ITEMS:
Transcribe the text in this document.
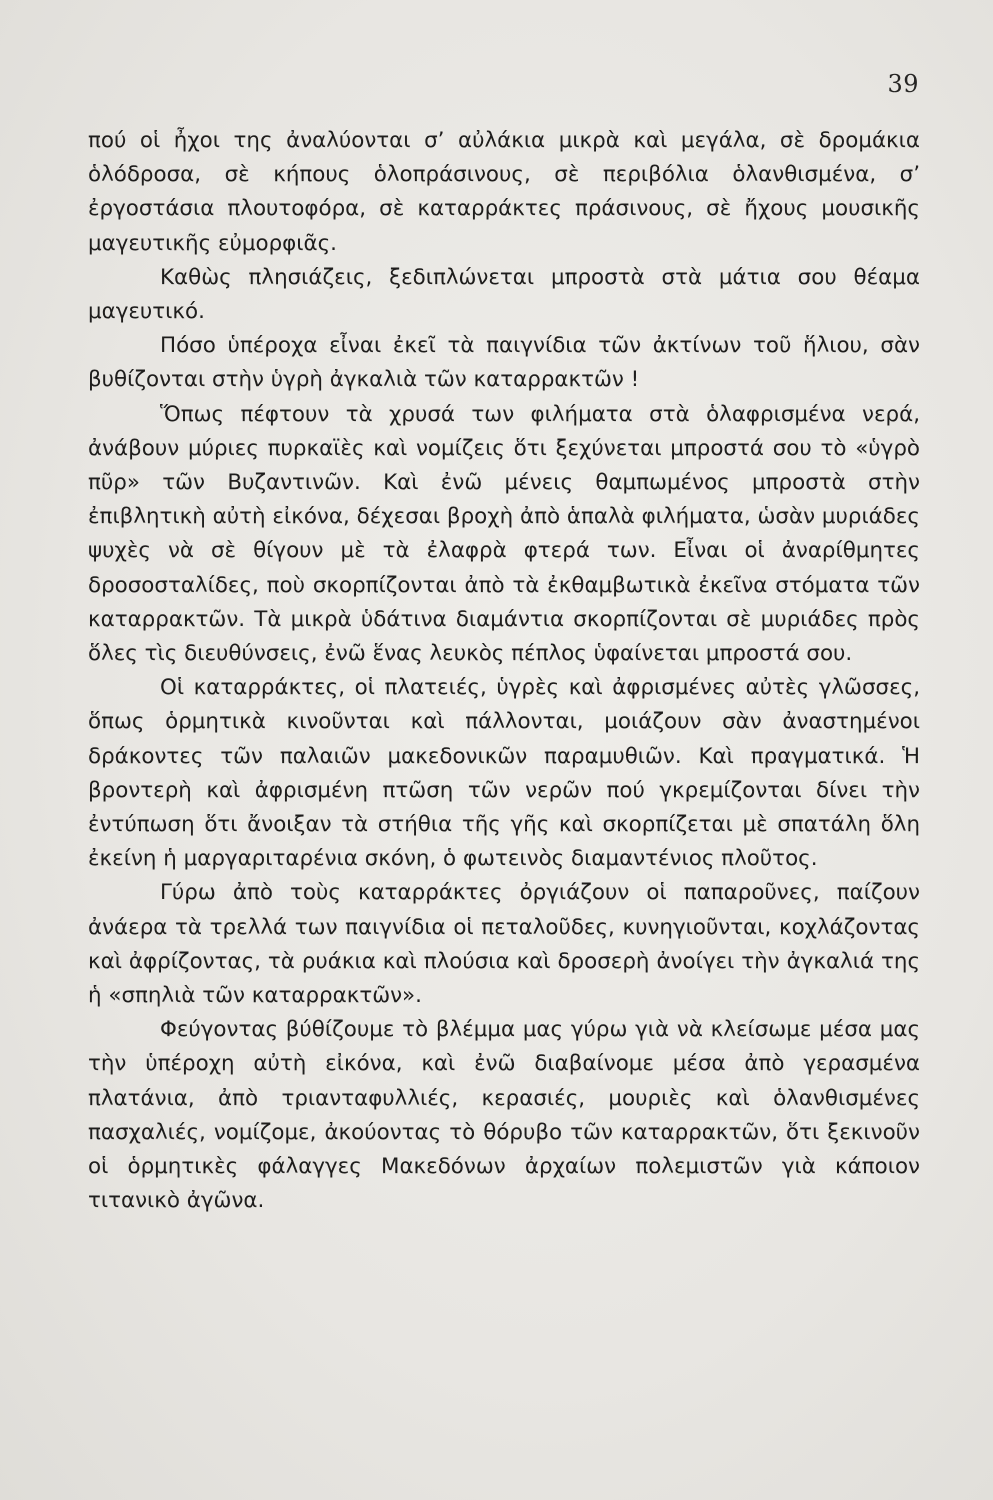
39

πού οἱ ἦχοι της ἀναλύονται σ’ αὐλάκια μικρὰ καὶ μεγάλα, σὲ δρομάκια ὁλόδροσα, σὲ κήπους ὁλοπράσινους, σὲ περιβόλια ὁλανθισμένα, σ’ ἐργοστάσια πλουτοφόρα, σὲ καταρράκτες πράσινους, σὲ ἤχους μουσικῆς μαγευτικῆς εὐμορφιᾶς.

Καθὼς πλησιάζεις, ξεδιπλώνεται μπροστὰ στὰ μάτια σου θέαμα μαγευτικό.

Πόσο ὑπέροχα εἶναι ἐκεῖ τὰ παιγνίδια τῶν ἀκτίνων τοῦ ἥλιου, σὰν βυθίζονται στὴν ὑγρὴ ἀγκαλιὰ τῶν καταρρακτῶν !

Ὅπως πέφτουν τὰ χρυσά των φιλήματα στὰ ὁλαφρισμένα νερά, ἀνάβουν μύριες πυρκαϊὲς καὶ νομίζεις ὅτι ξεχύνεται μπροστά σου τὸ «ὑγρὸ πῦρ» τῶν Βυζαντινῶν. Καὶ ἐνῶ μένεις θαμπωμένος μπροστὰ στὴν ἐπιβλητικὴ αὐτὴ εἰκόνα, δέχεσαι βροχὴ ἀπὸ ἁπαλὰ φιλήματα, ὡσὰν μυριάδες ψυχὲς νὰ σὲ θίγουν μὲ τὰ ἐλαφρὰ φτερά των. Εἶναι οἱ ἀναρίθμητες δροσοσταλίδες, ποὺ σκορπίζονται ἀπὸ τὰ ἐκθαμβωτικὰ ἐκεῖνα στόματα τῶν καταρρακτῶν. Τὰ μικρὰ ὑδάτινα διαμάντια σκορπίζονται σὲ μυριάδες πρὸς ὅλες τὶς διευθύνσεις, ἐνῶ ἕνας λευκὸς πέπλος ὑφαίνεται μπροστά σου.

Οἱ καταρράκτες, οἱ πλατειές, ὑγρὲς καὶ ἀφρισμένες αὐτὲς γλῶσσες, ὅπως ὁρμητικὰ κινοῦνται καὶ πάλλονται, μοιάζουν σὰν ἀναστημένοι δράκοντες τῶν παλαιῶν μακεδονικῶν παραμυθιῶν. Καὶ πραγματικά. Ἡ βροντερὴ καὶ ἀφρισμένη πτῶση τῶν νερῶν πού γκρεμίζονται δίνει τὴν ἐντύπωση ὅτι ἄνοιξαν τὰ στήθια τῆς γῆς καὶ σκορπίζεται μὲ σπατάλη ὅλη ἐκείνη ἡ μαργαριταρένια σκόνη, ὁ φωτεινὸς διαμαντένιος πλοῦτος.

Γύρω ἀπὸ τοὺς καταρράκτες ὀργιάζουν οἱ παπαροῦνες, παίζουν ἀνάερα τὰ τρελλά των παιγνίδια οἱ πεταλοῦδες, κυνηγιοῦνται, κοχλάζοντας καὶ ἀφρίζοντας, τὰ ρυάκια καὶ πλούσια καὶ δροσερὴ ἀνοίγει τὴν ἀγκαλιά της ἡ «σπηλιὰ τῶν καταρρακτῶν».

Φεύγοντας βύθίζουμε τὸ βλέμμα μας γύρω γιὰ νὰ κλείσωμε μέσα μας τὴν ὑπέροχη αὐτὴ εἰκόνα, καὶ ἐνῶ διαβαίνομε μέσα ἀπὸ γερασμένα πλατάνια, ἀπὸ τριανταφυλλιές, κερασιές, μουριὲς καὶ ὁλανθισμένες πασχαλιές, νομίζομε, ἀκούοντας τὸ θόρυβο τῶν καταρρακτῶν, ὅτι ξεκινοῦν οἱ ὁρμητικὲς φάλαγγες Μακεδόνων ἀρχαίων πολεμιστῶν γιὰ κάποιον τιτανικὸ ἀγῶνα.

WRITTEN INSTRUCTION: Repeat the records in full, exactly as they appear, without the pictures.

THE SOLUTION:
Transcribe the text in this document.
39

πού οἱ ἦχοι της ἀναλύονται σ’ αὐλάκια μικρὰ καὶ μεγάλα, σὲ δρομάκια ὁλόδροσα, σὲ κήπους ὁλοπράσινους, σὲ περιβόλια ὁλανθισμένα, σ’ ἐργοστάσια πλουτοφόρα, σὲ καταρράκτες πράσινους, σὲ ἤχους μουσικῆς μαγευτικῆς εὐμορφιᾶς.

Καθὼς πλησιάζεις, ξεδιπλώνεται μπροστὰ στὰ μάτια σου θέαμα μαγευτικό.

Πόσο ὑπέροχα εἶναι ἐκεῖ τὰ παιγνίδια τῶν ἀκτίνων τοῦ ἥλιου, σὰν βυθίζονται στὴν ὑγρὴ ἀγκαλιὰ τῶν καταρρακτῶν !

Ὅπως πέφτουν τὰ χρυσά των φιλήματα στὰ ὁλαφρισμένα νερά, ἀνάβουν μύριες πυρκαϊὲς καὶ νομίζεις ὅτι ξεχύνεται μπροστά σου τὸ «ὑγρὸ πῦρ» τῶν Βυζαντινῶν. Καὶ ἐνῶ μένεις θαμπωμένος μπροστὰ στὴν ἐπιβλητικὴ αὐτὴ εἰκόνα, δέχεσαι βροχὴ ἀπὸ ἁπαλὰ φιλήματα, ὡσὰν μυριάδες ψυχὲς νὰ σὲ θίγουν μὲ τὰ ἐλαφρὰ φτερά των. Εἶναι οἱ ἀναρίθμητες δροσοσταλίδες, ποὺ σκορπίζονται ἀπὸ τὰ ἐκθαμβωτικὰ ἐκεῖνα στόματα τῶν καταρρακτῶν. Τὰ μικρὰ ὑδάτινα διαμάντια σκορπίζονται σὲ μυριάδες πρὸς ὅλες τὶς διευθύνσεις, ἐνῶ ἕνας λευκὸς πέπλος ὑφαίνεται μπροστά σου.

Οἱ καταρράκτες, οἱ πλατειές, ὑγρὲς καὶ ἀφρισμένες αὐτὲς γλῶσσες, ὅπως ὁρμητικὰ κινοῦνται καὶ πάλλονται, μοιάζουν σὰν ἀναστημένοι δράκοντες τῶν παλαιῶν μακεδονικῶν παραμυθιῶν. Καὶ πραγματικά. Ἡ βροντερὴ καὶ ἀφρισμένη πτῶση τῶν νερῶν πού γκρεμίζονται δίνει τὴν ἐντύπωση ὅτι ἄνοιξαν τὰ στήθια τῆς γῆς καὶ σκορπίζεται μὲ σπατάλη ὅλη ἐκείνη ἡ μαργαριταρένια σκόνη, ὁ φωτεινὸς διαμαντένιος πλοῦτος.

Γύρω ἀπὸ τοὺς καταρράκτες ὀργιάζουν οἱ παπαροῦνες, παίζουν ἀνάερα τὰ τρελλά των παιγνίδια οἱ πεταλοῦδες, κυνηγιοῦνται, κοχλάζοντας καὶ ἀφρίζοντας, τὰ ρυάκια καὶ πλούσια καὶ δροσερὴ ἀνοίγει τὴν ἀγκαλιά της ἡ «σπηλιὰ τῶν καταρρακτῶν».

Φεύγοντας βύθίζουμε τὸ βλέμμα μας γύρω γιὰ νὰ κλείσωμε μέσα μας τὴν ὑπέροχη αὐτὴ εἰκόνα, καὶ ἐνῶ διαβαίνομε μέσα ἀπὸ γερασμένα πλατάνια, ἀπὸ τριανταφυλλιές, κερασιές, μουριὲς καὶ ὁλανθισμένες πασχαλιές, νομίζομε, ἀκούοντας τὸ θόρυβο τῶν καταρρακτῶν, ὅτι ξεκινοῦν οἱ ὁρμητικὲς φάλαγγες Μακεδόνων ἀρχαίων πολεμιστῶν γιὰ κάποιον τιτανικὸ ἀγῶνα.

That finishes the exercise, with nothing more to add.